[START Material supplied]

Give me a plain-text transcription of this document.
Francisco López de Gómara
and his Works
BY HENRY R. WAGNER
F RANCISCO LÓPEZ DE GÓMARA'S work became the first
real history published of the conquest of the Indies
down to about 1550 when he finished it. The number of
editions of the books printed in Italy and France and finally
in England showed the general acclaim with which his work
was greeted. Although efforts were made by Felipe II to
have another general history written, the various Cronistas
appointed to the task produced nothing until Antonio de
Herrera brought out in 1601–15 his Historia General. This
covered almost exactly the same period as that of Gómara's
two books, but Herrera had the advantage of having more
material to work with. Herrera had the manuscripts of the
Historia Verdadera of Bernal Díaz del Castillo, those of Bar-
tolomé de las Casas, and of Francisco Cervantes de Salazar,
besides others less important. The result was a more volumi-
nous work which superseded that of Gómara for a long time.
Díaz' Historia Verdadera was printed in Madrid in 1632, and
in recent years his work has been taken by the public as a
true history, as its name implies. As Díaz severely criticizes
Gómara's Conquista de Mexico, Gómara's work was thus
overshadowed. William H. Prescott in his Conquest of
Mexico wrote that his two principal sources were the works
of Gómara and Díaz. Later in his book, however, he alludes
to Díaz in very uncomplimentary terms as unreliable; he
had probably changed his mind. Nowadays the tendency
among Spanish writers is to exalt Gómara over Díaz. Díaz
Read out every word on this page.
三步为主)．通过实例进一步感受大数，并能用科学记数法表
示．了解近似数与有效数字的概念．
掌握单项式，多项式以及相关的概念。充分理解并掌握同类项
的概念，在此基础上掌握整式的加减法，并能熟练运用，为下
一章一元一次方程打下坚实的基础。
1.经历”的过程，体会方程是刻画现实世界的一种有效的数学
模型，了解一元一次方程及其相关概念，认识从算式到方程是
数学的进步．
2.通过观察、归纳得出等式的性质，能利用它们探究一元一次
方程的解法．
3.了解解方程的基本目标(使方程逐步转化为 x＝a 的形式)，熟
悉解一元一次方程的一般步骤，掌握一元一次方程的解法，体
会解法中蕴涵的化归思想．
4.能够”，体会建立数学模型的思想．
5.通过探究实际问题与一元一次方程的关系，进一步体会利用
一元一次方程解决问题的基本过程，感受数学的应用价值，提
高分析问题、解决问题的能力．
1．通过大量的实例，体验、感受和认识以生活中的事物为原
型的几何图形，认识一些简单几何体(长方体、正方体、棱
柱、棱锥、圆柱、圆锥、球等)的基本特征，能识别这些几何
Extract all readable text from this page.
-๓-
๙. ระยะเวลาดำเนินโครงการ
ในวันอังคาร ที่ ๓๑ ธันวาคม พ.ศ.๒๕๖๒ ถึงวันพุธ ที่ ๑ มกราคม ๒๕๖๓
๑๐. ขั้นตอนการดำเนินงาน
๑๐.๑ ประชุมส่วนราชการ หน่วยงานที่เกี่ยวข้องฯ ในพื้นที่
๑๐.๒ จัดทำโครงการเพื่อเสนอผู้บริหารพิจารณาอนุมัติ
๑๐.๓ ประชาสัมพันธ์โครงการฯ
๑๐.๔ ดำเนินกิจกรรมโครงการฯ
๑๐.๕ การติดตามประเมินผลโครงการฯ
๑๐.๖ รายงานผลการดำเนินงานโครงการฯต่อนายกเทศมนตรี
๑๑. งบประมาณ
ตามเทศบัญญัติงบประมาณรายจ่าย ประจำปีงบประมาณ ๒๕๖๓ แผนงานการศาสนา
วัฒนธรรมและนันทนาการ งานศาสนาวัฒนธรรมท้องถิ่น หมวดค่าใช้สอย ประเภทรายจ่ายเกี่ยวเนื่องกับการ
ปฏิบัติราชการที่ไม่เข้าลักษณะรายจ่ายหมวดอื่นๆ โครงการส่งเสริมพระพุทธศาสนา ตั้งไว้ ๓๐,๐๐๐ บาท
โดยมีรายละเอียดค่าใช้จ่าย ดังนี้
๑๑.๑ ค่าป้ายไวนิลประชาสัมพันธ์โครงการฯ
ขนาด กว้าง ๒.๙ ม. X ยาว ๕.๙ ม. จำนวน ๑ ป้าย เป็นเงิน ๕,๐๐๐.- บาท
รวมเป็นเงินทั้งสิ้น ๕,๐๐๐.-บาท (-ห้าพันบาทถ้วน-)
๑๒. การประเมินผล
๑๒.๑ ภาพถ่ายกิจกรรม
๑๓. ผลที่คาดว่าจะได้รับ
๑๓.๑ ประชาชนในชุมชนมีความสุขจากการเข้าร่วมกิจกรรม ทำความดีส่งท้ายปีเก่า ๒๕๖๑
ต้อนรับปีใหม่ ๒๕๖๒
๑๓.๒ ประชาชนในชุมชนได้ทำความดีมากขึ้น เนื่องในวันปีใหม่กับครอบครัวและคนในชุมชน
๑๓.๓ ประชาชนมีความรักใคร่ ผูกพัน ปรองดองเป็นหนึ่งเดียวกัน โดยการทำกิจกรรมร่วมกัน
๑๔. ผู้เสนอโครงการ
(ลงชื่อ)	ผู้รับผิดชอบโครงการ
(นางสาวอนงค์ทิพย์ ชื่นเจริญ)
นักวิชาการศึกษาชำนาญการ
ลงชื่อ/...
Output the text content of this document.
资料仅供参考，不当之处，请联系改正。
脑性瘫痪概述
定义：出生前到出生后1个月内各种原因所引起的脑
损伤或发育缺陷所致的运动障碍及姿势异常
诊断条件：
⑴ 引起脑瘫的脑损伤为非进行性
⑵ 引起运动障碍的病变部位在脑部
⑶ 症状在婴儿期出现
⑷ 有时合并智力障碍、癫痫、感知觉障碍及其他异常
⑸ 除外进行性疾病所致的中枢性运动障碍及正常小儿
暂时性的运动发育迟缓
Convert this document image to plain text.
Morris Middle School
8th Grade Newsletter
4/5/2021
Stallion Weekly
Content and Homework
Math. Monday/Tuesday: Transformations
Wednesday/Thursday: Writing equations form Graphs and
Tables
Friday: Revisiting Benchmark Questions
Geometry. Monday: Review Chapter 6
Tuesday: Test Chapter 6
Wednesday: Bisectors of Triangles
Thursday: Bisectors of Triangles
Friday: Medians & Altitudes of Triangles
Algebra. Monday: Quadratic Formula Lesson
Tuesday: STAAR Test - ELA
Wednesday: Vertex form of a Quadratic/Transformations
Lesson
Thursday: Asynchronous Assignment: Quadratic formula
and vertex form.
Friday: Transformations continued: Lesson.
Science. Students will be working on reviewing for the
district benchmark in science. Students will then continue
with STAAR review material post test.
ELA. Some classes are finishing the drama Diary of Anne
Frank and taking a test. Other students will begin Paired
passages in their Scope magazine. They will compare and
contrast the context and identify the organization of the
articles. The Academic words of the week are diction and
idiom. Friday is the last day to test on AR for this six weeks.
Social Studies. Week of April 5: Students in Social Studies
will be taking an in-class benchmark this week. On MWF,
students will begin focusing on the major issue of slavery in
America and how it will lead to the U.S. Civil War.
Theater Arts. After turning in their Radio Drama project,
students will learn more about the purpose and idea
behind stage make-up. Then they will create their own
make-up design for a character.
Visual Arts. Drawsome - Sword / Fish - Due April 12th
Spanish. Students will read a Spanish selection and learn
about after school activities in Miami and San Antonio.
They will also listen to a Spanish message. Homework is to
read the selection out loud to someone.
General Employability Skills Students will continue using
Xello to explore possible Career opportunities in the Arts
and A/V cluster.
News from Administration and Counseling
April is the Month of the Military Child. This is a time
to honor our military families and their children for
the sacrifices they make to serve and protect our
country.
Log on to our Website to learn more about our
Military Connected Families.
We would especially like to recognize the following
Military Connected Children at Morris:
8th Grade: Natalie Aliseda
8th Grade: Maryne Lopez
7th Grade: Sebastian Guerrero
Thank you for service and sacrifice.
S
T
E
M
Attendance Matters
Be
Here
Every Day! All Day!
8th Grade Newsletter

[END Material supplied]

Search the entries for the word "Antonio" and gather every line where it appears.

▶ **Result**:
appointed to the task produced nothing until Antonio de
about after school activities in Miami and San Antonio.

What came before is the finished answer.